*TASK DESCRIPTION*.
Wherever the word "library" appears in the entries, copy the whole line.

Data records:

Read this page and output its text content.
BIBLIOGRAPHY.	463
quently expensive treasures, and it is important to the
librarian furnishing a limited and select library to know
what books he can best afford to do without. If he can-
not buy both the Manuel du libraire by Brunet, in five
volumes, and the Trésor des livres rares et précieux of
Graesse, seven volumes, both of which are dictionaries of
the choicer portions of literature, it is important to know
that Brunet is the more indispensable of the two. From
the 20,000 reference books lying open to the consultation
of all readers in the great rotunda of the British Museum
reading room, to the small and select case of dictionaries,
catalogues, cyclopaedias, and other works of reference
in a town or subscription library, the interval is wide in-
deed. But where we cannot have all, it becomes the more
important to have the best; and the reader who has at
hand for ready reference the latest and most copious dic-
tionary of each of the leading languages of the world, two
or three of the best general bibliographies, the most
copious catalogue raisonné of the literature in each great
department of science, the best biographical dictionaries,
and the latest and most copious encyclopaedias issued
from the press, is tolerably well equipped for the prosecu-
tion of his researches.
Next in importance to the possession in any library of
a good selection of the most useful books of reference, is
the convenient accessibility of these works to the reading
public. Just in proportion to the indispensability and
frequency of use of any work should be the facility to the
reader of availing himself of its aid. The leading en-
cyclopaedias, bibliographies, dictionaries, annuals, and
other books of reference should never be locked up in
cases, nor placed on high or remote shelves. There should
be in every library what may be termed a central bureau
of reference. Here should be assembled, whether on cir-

*COMPLETE RESPONSE*.
librarian furnishing a limited and select library to know
in a town or subscription library, the interval is wide in-
Next in importance to the possession in any library of
be in every library what may be termed a central bureau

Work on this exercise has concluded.